Exercise description ▸
Here are some entries; quote each one exactly.

☆ ☆ ☆

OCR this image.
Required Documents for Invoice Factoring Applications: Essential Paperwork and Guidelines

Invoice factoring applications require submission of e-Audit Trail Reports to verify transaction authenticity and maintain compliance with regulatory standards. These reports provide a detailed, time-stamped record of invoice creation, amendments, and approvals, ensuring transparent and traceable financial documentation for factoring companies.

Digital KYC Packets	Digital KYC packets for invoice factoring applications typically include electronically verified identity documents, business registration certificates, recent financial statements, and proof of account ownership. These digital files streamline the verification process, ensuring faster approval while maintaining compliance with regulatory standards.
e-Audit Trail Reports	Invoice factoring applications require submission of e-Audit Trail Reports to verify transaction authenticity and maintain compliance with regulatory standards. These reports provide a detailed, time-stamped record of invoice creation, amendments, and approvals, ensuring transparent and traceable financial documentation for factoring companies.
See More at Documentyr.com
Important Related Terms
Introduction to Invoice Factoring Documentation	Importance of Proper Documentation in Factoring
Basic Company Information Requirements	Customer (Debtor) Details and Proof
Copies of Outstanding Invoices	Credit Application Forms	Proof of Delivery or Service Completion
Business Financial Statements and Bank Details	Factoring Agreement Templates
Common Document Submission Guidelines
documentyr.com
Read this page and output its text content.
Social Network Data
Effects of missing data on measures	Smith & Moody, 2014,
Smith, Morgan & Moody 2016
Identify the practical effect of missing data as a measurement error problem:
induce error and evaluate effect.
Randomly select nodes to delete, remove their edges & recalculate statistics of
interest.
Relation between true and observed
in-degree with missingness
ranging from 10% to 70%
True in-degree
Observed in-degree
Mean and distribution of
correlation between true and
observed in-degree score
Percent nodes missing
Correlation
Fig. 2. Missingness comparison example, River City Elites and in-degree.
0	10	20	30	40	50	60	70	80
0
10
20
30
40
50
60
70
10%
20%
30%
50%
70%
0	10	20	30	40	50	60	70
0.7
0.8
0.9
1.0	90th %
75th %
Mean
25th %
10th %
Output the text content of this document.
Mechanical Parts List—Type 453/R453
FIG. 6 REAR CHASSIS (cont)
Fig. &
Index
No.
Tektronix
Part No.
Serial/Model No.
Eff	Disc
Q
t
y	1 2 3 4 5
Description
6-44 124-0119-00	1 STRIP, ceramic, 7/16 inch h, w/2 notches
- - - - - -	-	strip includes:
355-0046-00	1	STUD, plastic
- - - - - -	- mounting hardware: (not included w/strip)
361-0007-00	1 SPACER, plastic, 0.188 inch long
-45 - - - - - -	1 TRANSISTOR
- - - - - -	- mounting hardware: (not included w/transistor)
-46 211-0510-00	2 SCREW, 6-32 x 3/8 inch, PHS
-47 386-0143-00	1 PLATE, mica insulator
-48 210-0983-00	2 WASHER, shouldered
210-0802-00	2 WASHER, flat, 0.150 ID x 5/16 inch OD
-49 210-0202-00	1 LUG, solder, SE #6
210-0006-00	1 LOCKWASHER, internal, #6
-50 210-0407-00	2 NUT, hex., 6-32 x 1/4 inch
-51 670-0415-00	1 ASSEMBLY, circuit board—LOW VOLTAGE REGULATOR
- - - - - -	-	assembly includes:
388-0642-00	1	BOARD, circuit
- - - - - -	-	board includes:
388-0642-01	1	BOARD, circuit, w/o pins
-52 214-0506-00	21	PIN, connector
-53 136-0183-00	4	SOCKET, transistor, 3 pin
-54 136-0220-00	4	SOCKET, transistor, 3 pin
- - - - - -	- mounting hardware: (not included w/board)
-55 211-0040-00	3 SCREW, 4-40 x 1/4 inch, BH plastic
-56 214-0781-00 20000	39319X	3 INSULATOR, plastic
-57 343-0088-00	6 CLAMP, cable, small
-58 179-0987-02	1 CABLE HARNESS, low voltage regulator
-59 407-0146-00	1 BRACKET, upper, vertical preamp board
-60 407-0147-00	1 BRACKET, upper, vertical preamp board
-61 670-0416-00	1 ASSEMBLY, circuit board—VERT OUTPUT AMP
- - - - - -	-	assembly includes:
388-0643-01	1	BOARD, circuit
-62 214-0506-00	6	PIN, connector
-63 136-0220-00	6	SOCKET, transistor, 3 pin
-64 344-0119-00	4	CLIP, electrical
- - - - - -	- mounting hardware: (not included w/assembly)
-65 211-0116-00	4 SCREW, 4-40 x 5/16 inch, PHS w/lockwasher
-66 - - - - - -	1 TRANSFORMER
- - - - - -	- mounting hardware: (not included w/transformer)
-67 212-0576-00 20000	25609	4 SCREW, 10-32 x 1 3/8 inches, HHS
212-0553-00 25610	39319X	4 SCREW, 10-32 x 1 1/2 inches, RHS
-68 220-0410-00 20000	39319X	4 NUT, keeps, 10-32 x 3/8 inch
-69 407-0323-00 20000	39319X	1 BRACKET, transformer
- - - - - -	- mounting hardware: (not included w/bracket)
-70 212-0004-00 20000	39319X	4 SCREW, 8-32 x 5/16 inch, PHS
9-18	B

☆ ☆ ☆

Solution for this exercise ▸
OCR this image.
Required Documents for Invoice Factoring Applications: Essential Paperwork and Guidelines

Invoice factoring applications require submission of e-Audit Trail Reports to verify transaction authenticity and maintain compliance with regulatory standards. These reports provide a detailed, time-stamped record of invoice creation, amendments, and approvals, ensuring transparent and traceable financial documentation for factoring companies.

Digital KYC Packets	Digital KYC packets for invoice factoring applications typically include electronically verified identity documents, business registration certificates, recent financial statements, and proof of account ownership. These digital files streamline the verification process, ensuring faster approval while maintaining compliance with regulatory standards.
e-Audit Trail Reports	Invoice factoring applications require submission of e-Audit Trail Reports to verify transaction authenticity and maintain compliance with regulatory standards. These reports provide a detailed, time-stamped record of invoice creation, amendments, and approvals, ensuring transparent and traceable financial documentation for factoring companies.
See More at Documentyr.com
Important Related Terms
Introduction to Invoice Factoring Documentation	Importance of Proper Documentation in Factoring
Basic Company Information Requirements	Customer (Debtor) Details and Proof
Copies of Outstanding Invoices	Credit Application Forms	Proof of Delivery or Service Completion
Business Financial Statements and Bank Details	Factoring Agreement Templates
Common Document Submission Guidelines
documentyr.com
Read this page and output its text content.
Social Network Data
Effects of missing data on measures	Smith & Moody, 2014,
Smith, Morgan & Moody 2016
Identify the practical effect of missing data as a measurement error problem:
induce error and evaluate effect.
Randomly select nodes to delete, remove their edges & recalculate statistics of
interest.
Relation between true and observed
in-degree with missingness
ranging from 10% to 70%
True in-degree
Observed in-degree
Mean and distribution of
correlation between true and
observed in-degree score
Percent nodes missing
Correlation
Fig. 2. Missingness comparison example, River City Elites and in-degree.
0	10	20	30	40	50	60	70	80
0
10
20
30
40
50
60
70
10%
20%
30%
50%
70%
0	10	20	30	40	50	60	70
0.7
0.8
0.9
1.0	90th %
75th %
Mean
25th %
10th %
Output the text content of this document.
Mechanical Parts List—Type 453/R453
FIG. 6 REAR CHASSIS (cont)
Fig. &
Index
No.
Tektronix
Part No.
Serial/Model No.
Eff	Disc
Q
t
y	1 2 3 4 5
Description
6-44 124-0119-00	1 STRIP, ceramic, 7/16 inch h, w/2 notches
- - - - - -	-	strip includes:
355-0046-00	1	STUD, plastic
- - - - - -	- mounting hardware: (not included w/strip)
361-0007-00	1 SPACER, plastic, 0.188 inch long
-45 - - - - - -	1 TRANSISTOR
- - - - - -	- mounting hardware: (not included w/transistor)
-46 211-0510-00	2 SCREW, 6-32 x 3/8 inch, PHS
-47 386-0143-00	1 PLATE, mica insulator
-48 210-0983-00	2 WASHER, shouldered
210-0802-00	2 WASHER, flat, 0.150 ID x 5/16 inch OD
-49 210-0202-00	1 LUG, solder, SE #6
210-0006-00	1 LOCKWASHER, internal, #6
-50 210-0407-00	2 NUT, hex., 6-32 x 1/4 inch
-51 670-0415-00	1 ASSEMBLY, circuit board—LOW VOLTAGE REGULATOR
- - - - - -	-	assembly includes:
388-0642-00	1	BOARD, circuit
- - - - - -	-	board includes:
388-0642-01	1	BOARD, circuit, w/o pins
-52 214-0506-00	21	PIN, connector
-53 136-0183-00	4	SOCKET, transistor, 3 pin
-54 136-0220-00	4	SOCKET, transistor, 3 pin
- - - - - -	- mounting hardware: (not included w/board)
-55 211-0040-00	3 SCREW, 4-40 x 1/4 inch, BH plastic
-56 214-0781-00 20000	39319X	3 INSULATOR, plastic
-57 343-0088-00	6 CLAMP, cable, small
-58 179-0987-02	1 CABLE HARNESS, low voltage regulator
-59 407-0146-00	1 BRACKET, upper, vertical preamp board
-60 407-0147-00	1 BRACKET, upper, vertical preamp board
-61 670-0416-00	1 ASSEMBLY, circuit board—VERT OUTPUT AMP
- - - - - -	-	assembly includes:
388-0643-01	1	BOARD, circuit
-62 214-0506-00	6	PIN, connector
-63 136-0220-00	6	SOCKET, transistor, 3 pin
-64 344-0119-00	4	CLIP, electrical
- - - - - -	- mounting hardware: (not included w/assembly)
-65 211-0116-00	4 SCREW, 4-40 x 5/16 inch, PHS w/lockwasher
-66 - - - - - -	1 TRANSFORMER
- - - - - -	- mounting hardware: (not included w/transformer)
-67 212-0576-00 20000	25609	4 SCREW, 10-32 x 1 3/8 inches, HHS
212-0553-00 25610	39319X	4 SCREW, 10-32 x 1 1/2 inches, RHS
-68 220-0410-00 20000	39319X	4 NUT, keeps, 10-32 x 3/8 inch
-69 407-0323-00 20000	39319X	1 BRACKET, transformer
- - - - - -	- mounting hardware: (not included w/bracket)
-70 212-0004-00 20000	39319X	4 SCREW, 8-32 x 5/16 inch, PHS
9-18	B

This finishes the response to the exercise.